— Task requirements —
Copy out the complete listing, word for word.

Dataset items

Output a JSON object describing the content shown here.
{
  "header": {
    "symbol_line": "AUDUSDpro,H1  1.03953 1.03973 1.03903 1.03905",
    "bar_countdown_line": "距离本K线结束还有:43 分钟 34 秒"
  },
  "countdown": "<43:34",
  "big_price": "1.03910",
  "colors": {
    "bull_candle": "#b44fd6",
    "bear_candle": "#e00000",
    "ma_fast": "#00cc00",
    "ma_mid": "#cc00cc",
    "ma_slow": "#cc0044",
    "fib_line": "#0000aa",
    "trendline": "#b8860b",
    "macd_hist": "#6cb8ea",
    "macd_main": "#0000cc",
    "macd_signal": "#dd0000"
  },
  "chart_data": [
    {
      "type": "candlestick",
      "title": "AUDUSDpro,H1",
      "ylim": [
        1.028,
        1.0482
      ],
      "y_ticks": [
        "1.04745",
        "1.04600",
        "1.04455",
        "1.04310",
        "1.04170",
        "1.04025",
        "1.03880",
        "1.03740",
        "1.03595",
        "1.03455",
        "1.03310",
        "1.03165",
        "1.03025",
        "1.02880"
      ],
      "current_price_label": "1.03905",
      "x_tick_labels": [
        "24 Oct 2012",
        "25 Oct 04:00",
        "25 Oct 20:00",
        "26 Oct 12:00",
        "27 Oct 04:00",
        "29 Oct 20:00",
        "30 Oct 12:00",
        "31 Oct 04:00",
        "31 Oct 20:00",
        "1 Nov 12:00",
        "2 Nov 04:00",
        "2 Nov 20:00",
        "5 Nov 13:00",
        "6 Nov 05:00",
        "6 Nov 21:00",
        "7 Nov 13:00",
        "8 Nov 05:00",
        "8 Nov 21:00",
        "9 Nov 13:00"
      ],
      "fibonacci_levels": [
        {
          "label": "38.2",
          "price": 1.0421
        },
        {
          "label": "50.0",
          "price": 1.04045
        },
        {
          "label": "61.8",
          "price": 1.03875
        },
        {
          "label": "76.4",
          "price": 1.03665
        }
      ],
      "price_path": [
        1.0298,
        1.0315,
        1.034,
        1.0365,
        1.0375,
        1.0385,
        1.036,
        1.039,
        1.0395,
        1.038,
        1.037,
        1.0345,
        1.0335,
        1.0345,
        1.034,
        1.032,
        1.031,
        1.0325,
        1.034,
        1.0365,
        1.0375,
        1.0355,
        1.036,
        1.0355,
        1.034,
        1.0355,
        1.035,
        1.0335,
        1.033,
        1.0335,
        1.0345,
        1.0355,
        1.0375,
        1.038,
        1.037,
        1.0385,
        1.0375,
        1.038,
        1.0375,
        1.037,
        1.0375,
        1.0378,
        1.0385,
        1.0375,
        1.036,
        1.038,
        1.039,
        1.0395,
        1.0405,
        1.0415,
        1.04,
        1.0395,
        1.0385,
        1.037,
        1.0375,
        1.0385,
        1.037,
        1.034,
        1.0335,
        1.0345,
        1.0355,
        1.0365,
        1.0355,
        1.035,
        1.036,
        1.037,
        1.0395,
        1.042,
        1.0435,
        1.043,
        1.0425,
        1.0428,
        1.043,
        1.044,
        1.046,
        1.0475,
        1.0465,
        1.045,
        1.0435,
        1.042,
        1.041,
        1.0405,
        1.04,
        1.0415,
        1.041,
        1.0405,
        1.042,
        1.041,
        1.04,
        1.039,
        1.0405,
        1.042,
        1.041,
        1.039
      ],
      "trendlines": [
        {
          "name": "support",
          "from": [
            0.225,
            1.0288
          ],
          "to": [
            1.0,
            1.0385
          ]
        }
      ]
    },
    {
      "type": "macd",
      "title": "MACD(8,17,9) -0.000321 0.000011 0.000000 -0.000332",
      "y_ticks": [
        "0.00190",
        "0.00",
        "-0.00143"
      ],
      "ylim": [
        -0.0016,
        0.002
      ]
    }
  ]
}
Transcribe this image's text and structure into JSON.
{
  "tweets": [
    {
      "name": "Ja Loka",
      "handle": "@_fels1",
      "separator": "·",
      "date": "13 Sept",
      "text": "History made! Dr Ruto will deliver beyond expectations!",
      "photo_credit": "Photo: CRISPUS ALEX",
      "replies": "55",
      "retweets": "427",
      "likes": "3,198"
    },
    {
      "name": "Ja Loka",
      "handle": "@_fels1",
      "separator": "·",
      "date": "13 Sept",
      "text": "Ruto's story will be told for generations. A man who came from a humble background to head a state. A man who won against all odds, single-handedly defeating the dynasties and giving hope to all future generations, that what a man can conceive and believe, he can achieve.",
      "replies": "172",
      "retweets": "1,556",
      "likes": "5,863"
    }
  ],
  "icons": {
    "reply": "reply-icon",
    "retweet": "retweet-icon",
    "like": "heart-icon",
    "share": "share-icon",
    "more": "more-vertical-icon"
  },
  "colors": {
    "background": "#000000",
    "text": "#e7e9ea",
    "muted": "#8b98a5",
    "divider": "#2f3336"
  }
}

— Worked solution —
Output a JSON object describing the content shown here.
{
  "header": {
    "symbol_line": "AUDUSDpro,H1  1.03953 1.03973 1.03903 1.03905",
    "bar_countdown_line": "距离本K线结束还有:43 分钟 34 秒"
  },
  "countdown": "<43:34",
  "big_price": "1.03910",
  "colors": {
    "bull_candle": "#b44fd6",
    "bear_candle": "#e00000",
    "ma_fast": "#00cc00",
    "ma_mid": "#cc00cc",
    "ma_slow": "#cc0044",
    "fib_line": "#0000aa",
    "trendline": "#b8860b",
    "macd_hist": "#6cb8ea",
    "macd_main": "#0000cc",
    "macd_signal": "#dd0000"
  },
  "chart_data": [
    {
      "type": "candlestick",
      "title": "AUDUSDpro,H1",
      "ylim": [
        1.028,
        1.0482
      ],
      "y_ticks": [
        "1.04745",
        "1.04600",
        "1.04455",
        "1.04310",
        "1.04170",
        "1.04025",
        "1.03880",
        "1.03740",
        "1.03595",
        "1.03455",
        "1.03310",
        "1.03165",
        "1.03025",
        "1.02880"
      ],
      "current_price_label": "1.03905",
      "x_tick_labels": [
        "24 Oct 2012",
        "25 Oct 04:00",
        "25 Oct 20:00",
        "26 Oct 12:00",
        "27 Oct 04:00",
        "29 Oct 20:00",
        "30 Oct 12:00",
        "31 Oct 04:00",
        "31 Oct 20:00",
        "1 Nov 12:00",
        "2 Nov 04:00",
        "2 Nov 20:00",
        "5 Nov 13:00",
        "6 Nov 05:00",
        "6 Nov 21:00",
        "7 Nov 13:00",
        "8 Nov 05:00",
        "8 Nov 21:00",
        "9 Nov 13:00"
      ],
      "fibonacci_levels": [
        {
          "label": "38.2",
          "price": 1.0421
        },
        {
          "label": "50.0",
          "price": 1.04045
        },
        {
          "label": "61.8",
          "price": 1.03875
        },
        {
          "label": "76.4",
          "price": 1.03665
        }
      ],
      "price_path": [
        1.0298,
        1.0315,
        1.034,
        1.0365,
        1.0375,
        1.0385,
        1.036,
        1.039,
        1.0395,
        1.038,
        1.037,
        1.0345,
        1.0335,
        1.0345,
        1.034,
        1.032,
        1.031,
        1.0325,
        1.034,
        1.0365,
        1.0375,
        1.0355,
        1.036,
        1.0355,
        1.034,
        1.0355,
        1.035,
        1.0335,
        1.033,
        1.0335,
        1.0345,
        1.0355,
        1.0375,
        1.038,
        1.037,
        1.0385,
        1.0375,
        1.038,
        1.0375,
        1.037,
        1.0375,
        1.0378,
        1.0385,
        1.0375,
        1.036,
        1.038,
        1.039,
        1.0395,
        1.0405,
        1.0415,
        1.04,
        1.0395,
        1.0385,
        1.037,
        1.0375,
        1.0385,
        1.037,
        1.034,
        1.0335,
        1.0345,
        1.0355,
        1.0365,
        1.0355,
        1.035,
        1.036,
        1.037,
        1.0395,
        1.042,
        1.0435,
        1.043,
        1.0425,
        1.0428,
        1.043,
        1.044,
        1.046,
        1.0475,
        1.0465,
        1.045,
        1.0435,
        1.042,
        1.041,
        1.0405,
        1.04,
        1.0415,
        1.041,
        1.0405,
        1.042,
        1.041,
        1.04,
        1.039,
        1.0405,
        1.042,
        1.041,
        1.039
      ],
      "trendlines": [
        {
          "name": "support",
          "from": [
            0.225,
            1.0288
          ],
          "to": [
            1.0,
            1.0385
          ]
        }
      ]
    },
    {
      "type": "macd",
      "title": "MACD(8,17,9) -0.000321 0.000011 0.000000 -0.000332",
      "y_ticks": [
        "0.00190",
        "0.00",
        "-0.00143"
      ],
      "ylim": [
        -0.0016,
        0.002
      ]
    }
  ]
}
Transcribe this image's text and structure into JSON.
{
  "tweets": [
    {
      "name": "Ja Loka",
      "handle": "@_fels1",
      "separator": "·",
      "date": "13 Sept",
      "text": "History made! Dr Ruto will deliver beyond expectations!",
      "photo_credit": "Photo: CRISPUS ALEX",
      "replies": "55",
      "retweets": "427",
      "likes": "3,198"
    },
    {
      "name": "Ja Loka",
      "handle": "@_fels1",
      "separator": "·",
      "date": "13 Sept",
      "text": "Ruto's story will be told for generations. A man who came from a humble background to head a state. A man who won against all odds, single-handedly defeating the dynasties and giving hope to all future generations, that what a man can conceive and believe, he can achieve.",
      "replies": "172",
      "retweets": "1,556",
      "likes": "5,863"
    }
  ],
  "icons": {
    "reply": "reply-icon",
    "retweet": "retweet-icon",
    "like": "heart-icon",
    "share": "share-icon",
    "more": "more-vertical-icon"
  },
  "colors": {
    "background": "#000000",
    "text": "#e7e9ea",
    "muted": "#8b98a5",
    "divider": "#2f3336"
  }
}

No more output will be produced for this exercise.